● **Exercise directions**
Copy only those lines which run from the line containing "What's the underlying" to the end of the entries below, both inclusive, exactly as written and with no pictures.

● **Listed entries**
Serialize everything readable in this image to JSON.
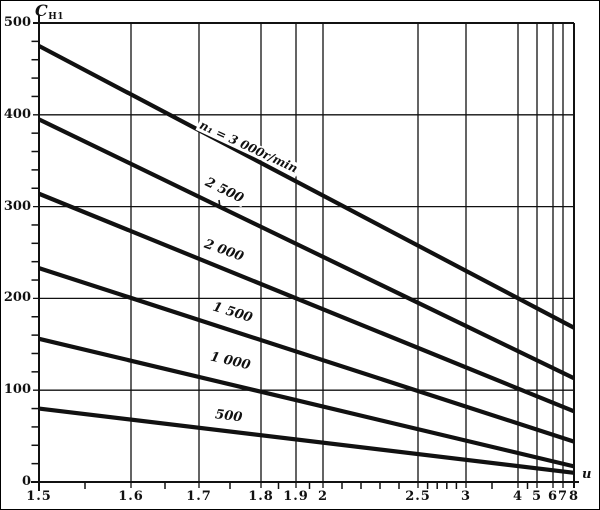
{
  "chart_data": {
    "type": "line",
    "ylabel": {
      "text": "C",
      "sub": "H1"
    },
    "xlabel": "u",
    "x_scale": "non-uniform compressed (log-like), hand-drafted",
    "xlim": [
      1.5,
      8
    ],
    "ylim": [
      0,
      500
    ],
    "grid": true,
    "x_ticks": [
      "1.5",
      "1.6",
      "1.7",
      "1.8",
      "1.9",
      "2",
      "2.5",
      "3",
      "4",
      "5",
      "6",
      "7",
      "8"
    ],
    "x_tick_values": [
      1.5,
      1.6,
      1.7,
      1.8,
      1.9,
      2,
      2.5,
      3,
      4,
      5,
      6,
      7,
      8
    ],
    "x_minor_ticks": [
      1.55,
      1.65,
      1.75,
      1.85,
      1.95,
      2.1,
      2.2,
      2.3,
      2.4,
      2.6,
      2.7,
      2.8,
      2.9,
      3.5,
      4.5
    ],
    "y_ticks": [
      "500",
      "400",
      "300",
      "200",
      "100",
      "0"
    ],
    "y_tick_values": [
      500,
      400,
      300,
      200,
      100,
      0
    ],
    "y_minor_step": 20,
    "series": [
      {
        "name": "n1-3000",
        "label": "n₁ = 3 000r/min",
        "points": [
          {
            "u": 1.5,
            "C": 475
          },
          {
            "u": 8,
            "C": 168
          }
        ]
      },
      {
        "name": "n1-2500",
        "label": "2 500",
        "points": [
          {
            "u": 1.5,
            "C": 395
          },
          {
            "u": 8,
            "C": 113
          }
        ]
      },
      {
        "name": "n1-2000",
        "label": "2 000",
        "points": [
          {
            "u": 1.5,
            "C": 314
          },
          {
            "u": 8,
            "C": 77
          }
        ]
      },
      {
        "name": "n1-1500",
        "label": "1 500",
        "points": [
          {
            "u": 1.5,
            "C": 233
          },
          {
            "u": 8,
            "C": 44
          }
        ]
      },
      {
        "name": "n1-1000",
        "label": "1 000",
        "points": [
          {
            "u": 1.5,
            "C": 156
          },
          {
            "u": 8,
            "C": 17
          }
        ]
      },
      {
        "name": "n1-500",
        "label": "500",
        "points": [
          {
            "u": 1.5,
            "C": 80
          },
          {
            "u": 8,
            "C": 10
          }
        ]
      }
    ],
    "ink_color": "#111111",
    "background": "#ffffff"
  }
}
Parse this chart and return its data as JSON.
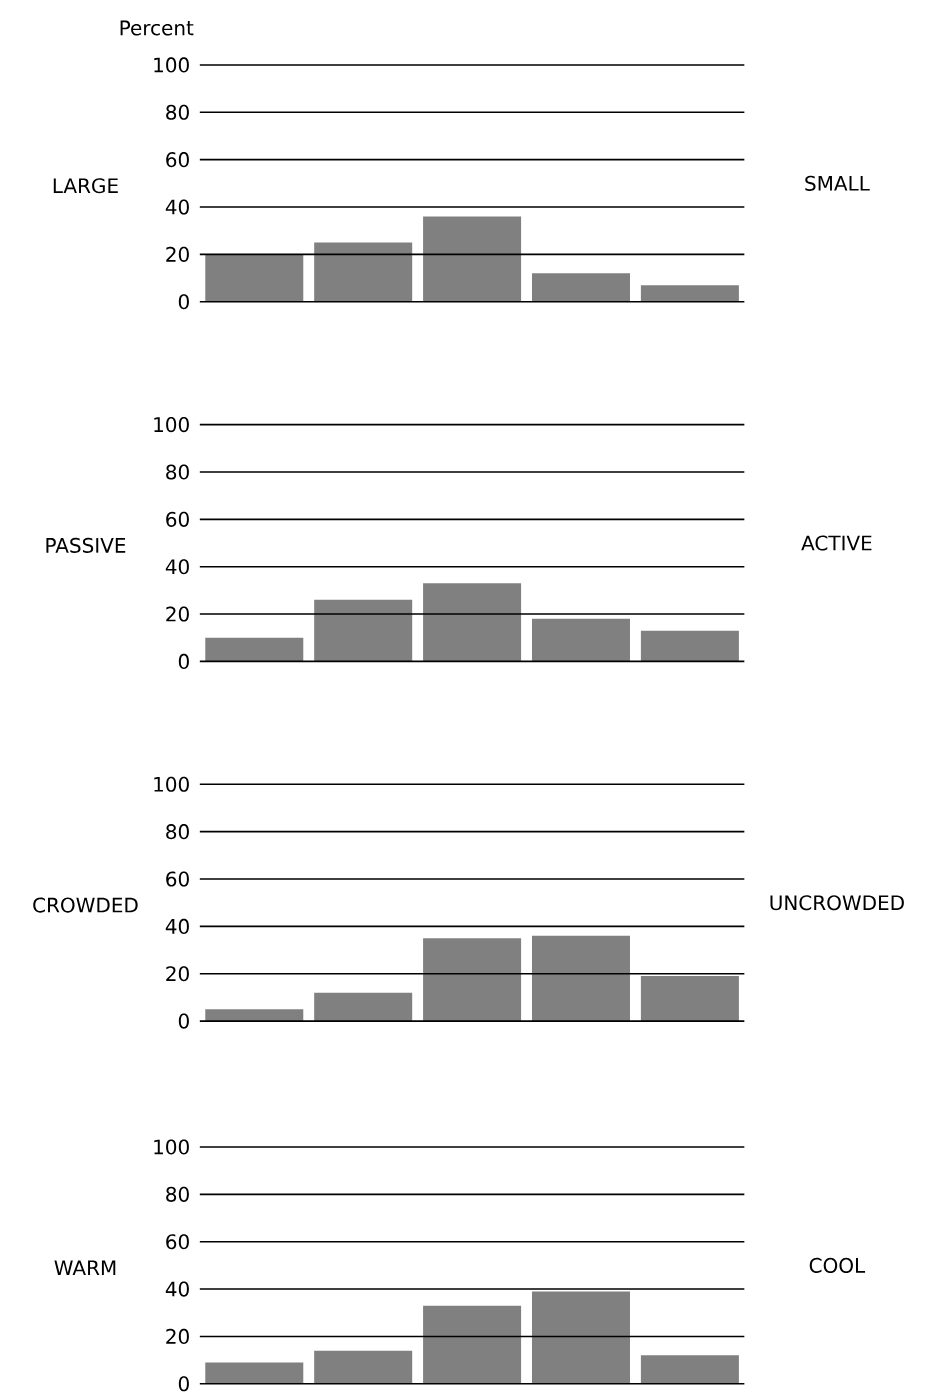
{
  "chart_data": [
    {
      "type": "bar",
      "ylabel": "Percent",
      "annotations": [
        "LARGE",
        "SMALL"
      ],
      "categories": [
        null,
        null,
        null,
        null,
        null
      ],
      "values": [
        20,
        25,
        36,
        12,
        7
      ],
      "color": "#808080",
      "ylim": [
        0,
        100
      ],
      "yticks": [
        0,
        20,
        40,
        60,
        80,
        100
      ],
      "grid": "y"
    },
    {
      "type": "bar",
      "annotations": [
        "PASSIVE",
        "ACTIVE"
      ],
      "categories": [
        null,
        null,
        null,
        null,
        null
      ],
      "values": [
        10,
        26,
        33,
        18,
        13
      ],
      "color": "#808080",
      "ylim": [
        0,
        100
      ],
      "yticks": [
        0,
        20,
        40,
        60,
        80,
        100
      ],
      "grid": "y"
    },
    {
      "type": "bar",
      "annotations": [
        "CROWDED",
        "UNCROWDED"
      ],
      "categories": [
        null,
        null,
        null,
        null,
        null
      ],
      "values": [
        5,
        12,
        35,
        36,
        19
      ],
      "color": "#808080",
      "ylim": [
        0,
        100
      ],
      "yticks": [
        0,
        20,
        40,
        60,
        80,
        100
      ],
      "grid": "y"
    },
    {
      "type": "bar",
      "annotations": [
        "WARM",
        "COOL"
      ],
      "categories": [
        null,
        null,
        null,
        null,
        null
      ],
      "values": [
        9,
        14,
        33,
        39,
        12
      ],
      "color": "#808080",
      "ylim": [
        0,
        100
      ],
      "yticks": [
        0,
        20,
        40,
        60,
        80,
        100
      ],
      "grid": "y"
    }
  ]
}
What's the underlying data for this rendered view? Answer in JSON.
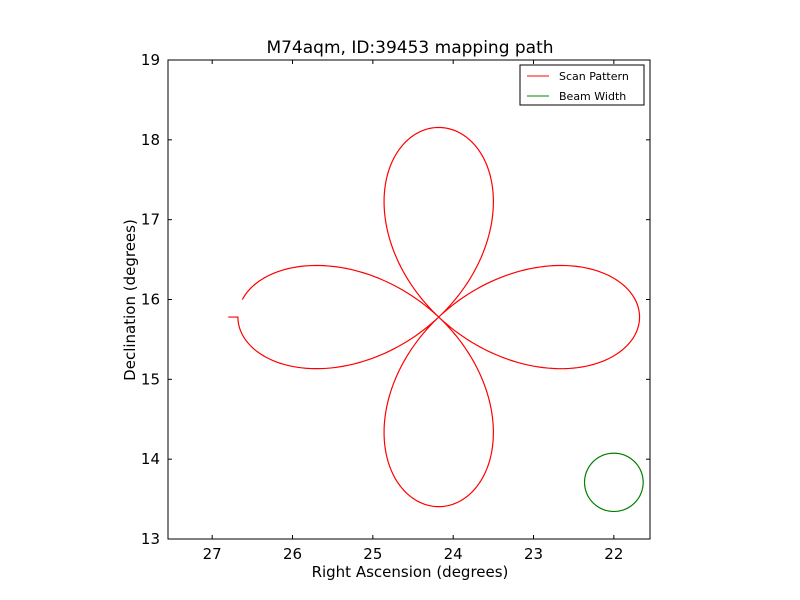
{
  "chart_data": {
    "type": "line",
    "title": "M74aqm, ID:39453 mapping path",
    "xlabel": "Right Ascension (degrees)",
    "ylabel": "Declination (degrees)",
    "xlim": [
      27.55,
      21.55
    ],
    "ylim": [
      13,
      19
    ],
    "x_inverted": true,
    "xticks": [
      27,
      26,
      25,
      24,
      23,
      22
    ],
    "yticks": [
      13,
      14,
      15,
      16,
      17,
      18,
      19
    ],
    "legend": {
      "placement": "top-right",
      "entries": [
        "Scan Pattern",
        "Beam Width"
      ]
    },
    "series": [
      {
        "name": "Scan Pattern",
        "color": "#ff0000",
        "curve": "four-petal rose (rhodonea) centered at RA 24.18, Dec 15.78, petal radius 2.5 deg, starting at RA 26.8, Dec 15.78",
        "center": [
          24.18,
          15.78
        ],
        "petal_radius": 2.5,
        "start_point": [
          26.8,
          15.78
        ]
      },
      {
        "name": "Beam Width",
        "color": "#008000",
        "curve": "circle",
        "center": [
          22.0,
          13.71
        ],
        "radius": 0.365
      }
    ]
  }
}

● **Task output**
What's the underlying data for this rendered view? Answer in JSON.
{
  "chart_data": {
    "type": "line",
    "title": "M74aqm, ID:39453 mapping path",
    "xlabel": "Right Ascension (degrees)",
    "ylabel": "Declination (degrees)",
    "xlim": [
      27.55,
      21.55
    ],
    "ylim": [
      13,
      19
    ],
    "x_inverted": true,
    "xticks": [
      27,
      26,
      25,
      24,
      23,
      22
    ],
    "yticks": [
      13,
      14,
      15,
      16,
      17,
      18,
      19
    ],
    "legend": {
      "placement": "top-right",
      "entries": [
        "Scan Pattern",
        "Beam Width"
      ]
    },
    "series": [
      {
        "name": "Scan Pattern",
        "color": "#ff0000",
        "curve": "four-petal rose (rhodonea) centered at RA 24.18, Dec 15.78, petal radius 2.5 deg, starting at RA 26.8, Dec 15.78",
        "center": [
          24.18,
          15.78
        ],
        "petal_radius": 2.5,
        "start_point": [
          26.8,
          15.78
        ]
      },
      {
        "name": "Beam Width",
        "color": "#008000",
        "curve": "circle",
        "center": [
          22.0,
          13.71
        ],
        "radius": 0.365
      }
    ]
  }
}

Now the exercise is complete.